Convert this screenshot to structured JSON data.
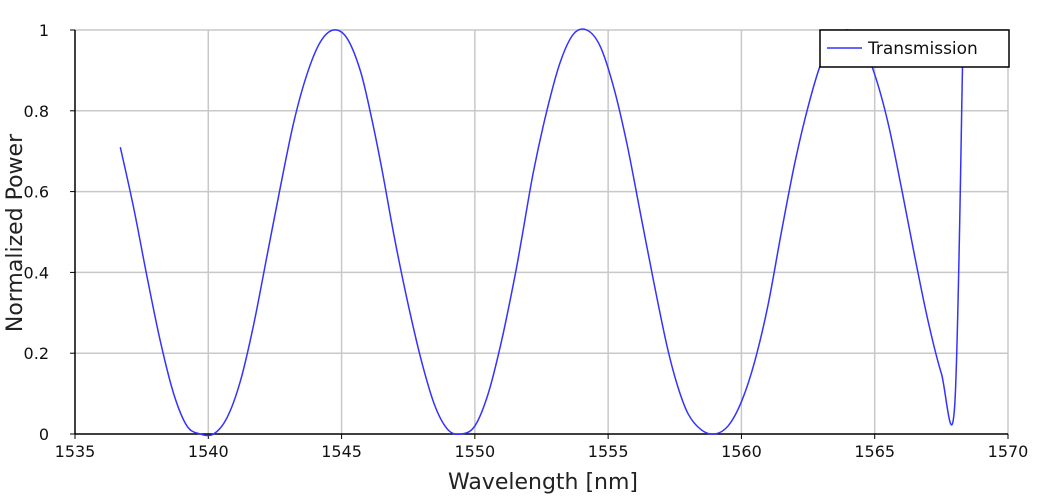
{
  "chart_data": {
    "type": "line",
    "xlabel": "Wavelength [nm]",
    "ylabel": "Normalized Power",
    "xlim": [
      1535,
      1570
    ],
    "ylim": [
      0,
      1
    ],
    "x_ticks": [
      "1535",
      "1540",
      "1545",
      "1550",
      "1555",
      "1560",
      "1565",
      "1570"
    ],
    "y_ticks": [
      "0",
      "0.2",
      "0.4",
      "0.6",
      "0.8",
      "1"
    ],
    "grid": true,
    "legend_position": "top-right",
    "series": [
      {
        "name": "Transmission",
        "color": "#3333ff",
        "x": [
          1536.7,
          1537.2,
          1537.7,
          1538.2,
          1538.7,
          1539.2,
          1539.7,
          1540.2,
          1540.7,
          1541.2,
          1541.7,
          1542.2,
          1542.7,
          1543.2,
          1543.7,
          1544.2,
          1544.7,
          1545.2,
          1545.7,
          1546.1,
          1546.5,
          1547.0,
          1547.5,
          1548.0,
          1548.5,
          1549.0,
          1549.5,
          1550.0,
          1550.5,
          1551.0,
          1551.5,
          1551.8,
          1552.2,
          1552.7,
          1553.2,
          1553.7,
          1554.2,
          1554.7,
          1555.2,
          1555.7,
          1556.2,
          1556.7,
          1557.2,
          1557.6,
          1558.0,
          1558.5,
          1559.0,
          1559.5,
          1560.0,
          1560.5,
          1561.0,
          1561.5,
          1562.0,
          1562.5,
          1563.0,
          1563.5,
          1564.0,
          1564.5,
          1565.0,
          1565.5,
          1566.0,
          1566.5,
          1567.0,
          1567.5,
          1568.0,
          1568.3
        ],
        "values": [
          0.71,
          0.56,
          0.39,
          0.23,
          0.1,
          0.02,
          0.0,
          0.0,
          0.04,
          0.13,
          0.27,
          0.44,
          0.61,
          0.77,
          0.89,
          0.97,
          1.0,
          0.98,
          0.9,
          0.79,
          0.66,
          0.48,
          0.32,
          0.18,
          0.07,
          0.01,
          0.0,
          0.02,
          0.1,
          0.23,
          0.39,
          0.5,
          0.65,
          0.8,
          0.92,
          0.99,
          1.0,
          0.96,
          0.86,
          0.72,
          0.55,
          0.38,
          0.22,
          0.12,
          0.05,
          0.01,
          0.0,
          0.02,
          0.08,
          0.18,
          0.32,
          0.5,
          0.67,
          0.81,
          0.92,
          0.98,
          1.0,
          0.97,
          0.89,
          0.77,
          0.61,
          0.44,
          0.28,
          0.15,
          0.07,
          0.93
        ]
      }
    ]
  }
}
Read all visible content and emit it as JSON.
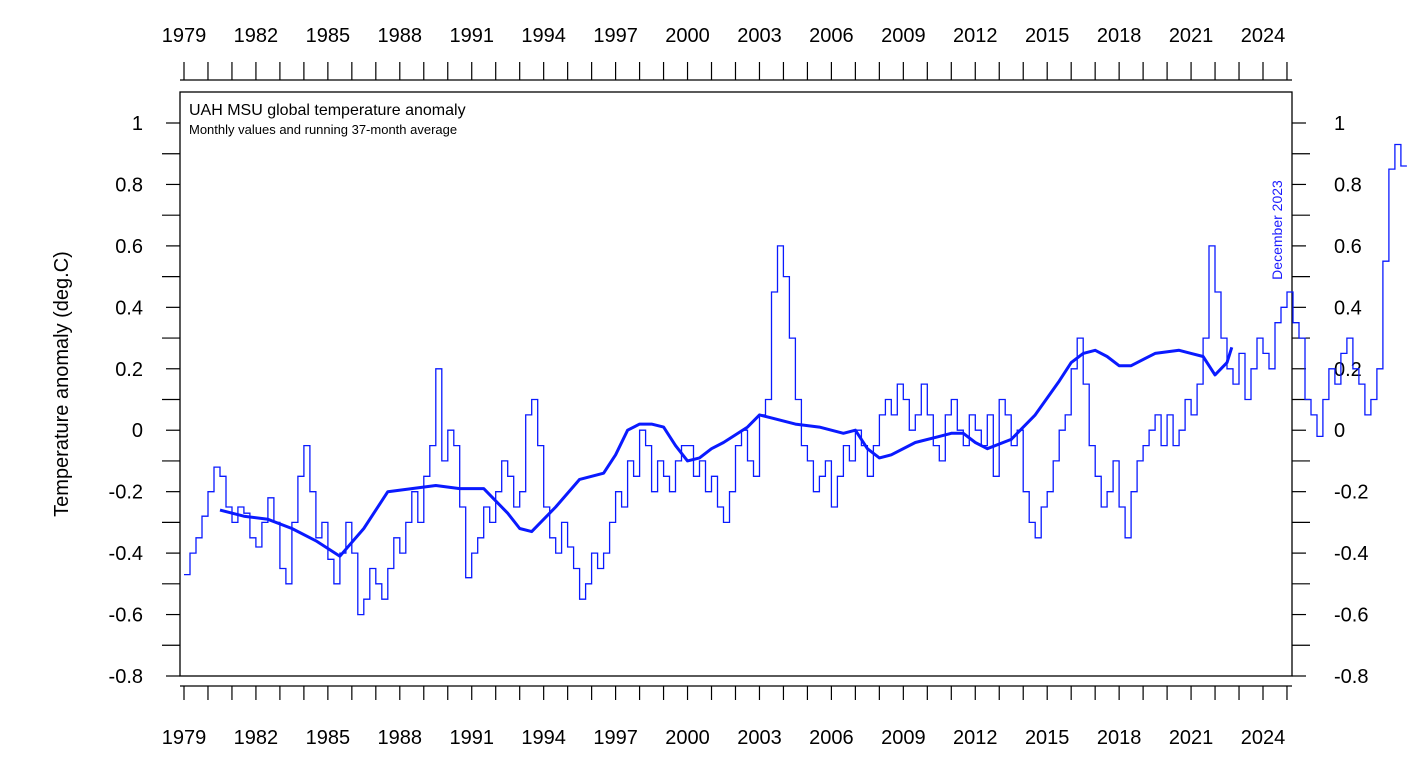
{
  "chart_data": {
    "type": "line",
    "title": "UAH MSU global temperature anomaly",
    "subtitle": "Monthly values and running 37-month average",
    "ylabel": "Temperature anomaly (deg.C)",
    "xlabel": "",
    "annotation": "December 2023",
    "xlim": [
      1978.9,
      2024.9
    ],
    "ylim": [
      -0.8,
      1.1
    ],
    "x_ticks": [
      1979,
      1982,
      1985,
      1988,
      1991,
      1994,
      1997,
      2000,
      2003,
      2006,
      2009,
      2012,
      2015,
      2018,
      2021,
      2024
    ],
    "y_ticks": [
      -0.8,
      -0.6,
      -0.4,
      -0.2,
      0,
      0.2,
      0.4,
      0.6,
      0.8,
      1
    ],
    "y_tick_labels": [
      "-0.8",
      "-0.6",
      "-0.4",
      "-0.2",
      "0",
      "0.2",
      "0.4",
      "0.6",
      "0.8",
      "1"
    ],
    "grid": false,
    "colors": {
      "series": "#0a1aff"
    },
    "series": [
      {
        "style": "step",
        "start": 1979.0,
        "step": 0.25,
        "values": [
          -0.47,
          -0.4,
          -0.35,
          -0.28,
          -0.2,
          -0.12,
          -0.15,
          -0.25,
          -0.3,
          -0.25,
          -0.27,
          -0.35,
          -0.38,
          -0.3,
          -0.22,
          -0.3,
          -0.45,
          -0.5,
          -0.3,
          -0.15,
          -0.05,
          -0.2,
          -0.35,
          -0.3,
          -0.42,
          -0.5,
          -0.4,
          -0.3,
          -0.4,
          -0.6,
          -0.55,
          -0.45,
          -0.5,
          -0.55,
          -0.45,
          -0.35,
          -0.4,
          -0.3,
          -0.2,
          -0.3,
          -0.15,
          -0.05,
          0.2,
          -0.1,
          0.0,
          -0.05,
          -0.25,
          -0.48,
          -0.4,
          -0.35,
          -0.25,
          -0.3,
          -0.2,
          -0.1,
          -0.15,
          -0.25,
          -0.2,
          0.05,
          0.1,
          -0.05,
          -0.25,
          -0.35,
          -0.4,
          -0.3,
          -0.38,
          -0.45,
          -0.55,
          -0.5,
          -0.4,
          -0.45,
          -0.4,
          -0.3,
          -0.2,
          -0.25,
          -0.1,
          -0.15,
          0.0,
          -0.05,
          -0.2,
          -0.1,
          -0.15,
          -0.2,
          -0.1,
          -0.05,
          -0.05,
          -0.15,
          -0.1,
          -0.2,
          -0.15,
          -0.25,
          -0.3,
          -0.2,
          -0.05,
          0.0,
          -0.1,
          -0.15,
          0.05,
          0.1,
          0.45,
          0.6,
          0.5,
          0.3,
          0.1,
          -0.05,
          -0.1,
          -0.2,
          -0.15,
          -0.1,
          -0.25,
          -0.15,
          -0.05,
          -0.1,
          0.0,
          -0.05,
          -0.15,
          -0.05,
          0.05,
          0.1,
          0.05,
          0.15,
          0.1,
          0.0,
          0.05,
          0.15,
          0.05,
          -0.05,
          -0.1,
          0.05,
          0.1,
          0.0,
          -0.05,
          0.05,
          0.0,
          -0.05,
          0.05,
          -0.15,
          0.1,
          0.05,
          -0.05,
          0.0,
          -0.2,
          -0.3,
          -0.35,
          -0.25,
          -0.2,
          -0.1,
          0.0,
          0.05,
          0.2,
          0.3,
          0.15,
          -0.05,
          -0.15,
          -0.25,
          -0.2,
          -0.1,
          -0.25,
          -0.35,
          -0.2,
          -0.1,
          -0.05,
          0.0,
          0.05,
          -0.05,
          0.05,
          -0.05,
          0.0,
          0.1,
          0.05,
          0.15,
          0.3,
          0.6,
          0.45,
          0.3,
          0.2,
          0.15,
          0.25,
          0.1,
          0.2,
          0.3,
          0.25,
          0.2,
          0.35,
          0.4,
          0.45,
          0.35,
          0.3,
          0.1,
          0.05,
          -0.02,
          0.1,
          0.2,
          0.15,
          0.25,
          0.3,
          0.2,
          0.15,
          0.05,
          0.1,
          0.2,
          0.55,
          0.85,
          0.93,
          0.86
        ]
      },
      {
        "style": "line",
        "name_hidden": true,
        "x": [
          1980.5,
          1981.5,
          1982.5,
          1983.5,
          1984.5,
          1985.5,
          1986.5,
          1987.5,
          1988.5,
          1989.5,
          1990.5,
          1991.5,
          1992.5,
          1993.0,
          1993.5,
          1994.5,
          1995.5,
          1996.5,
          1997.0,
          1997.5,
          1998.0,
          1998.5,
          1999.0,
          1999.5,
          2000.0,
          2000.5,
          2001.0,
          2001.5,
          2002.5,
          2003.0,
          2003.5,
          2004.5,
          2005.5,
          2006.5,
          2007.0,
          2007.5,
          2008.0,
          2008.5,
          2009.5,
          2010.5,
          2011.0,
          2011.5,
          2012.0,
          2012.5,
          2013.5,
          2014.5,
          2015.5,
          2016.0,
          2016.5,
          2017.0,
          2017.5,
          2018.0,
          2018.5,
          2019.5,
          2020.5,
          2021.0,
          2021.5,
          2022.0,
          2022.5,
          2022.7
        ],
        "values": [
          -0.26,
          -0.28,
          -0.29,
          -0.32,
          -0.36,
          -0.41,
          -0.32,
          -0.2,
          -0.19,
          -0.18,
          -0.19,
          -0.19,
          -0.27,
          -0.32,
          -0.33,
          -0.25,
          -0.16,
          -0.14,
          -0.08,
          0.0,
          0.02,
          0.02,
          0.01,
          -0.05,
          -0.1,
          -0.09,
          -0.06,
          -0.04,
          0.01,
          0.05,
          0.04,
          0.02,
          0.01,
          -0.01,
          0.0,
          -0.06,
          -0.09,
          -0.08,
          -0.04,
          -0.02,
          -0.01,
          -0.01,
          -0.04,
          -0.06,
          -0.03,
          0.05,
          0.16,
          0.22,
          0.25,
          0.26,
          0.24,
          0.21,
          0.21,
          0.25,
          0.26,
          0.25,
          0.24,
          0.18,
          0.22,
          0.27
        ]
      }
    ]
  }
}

## What is asked
Of the lines above, how many include the word "anomaly"? Reply with the number alone.

## Problem solution
2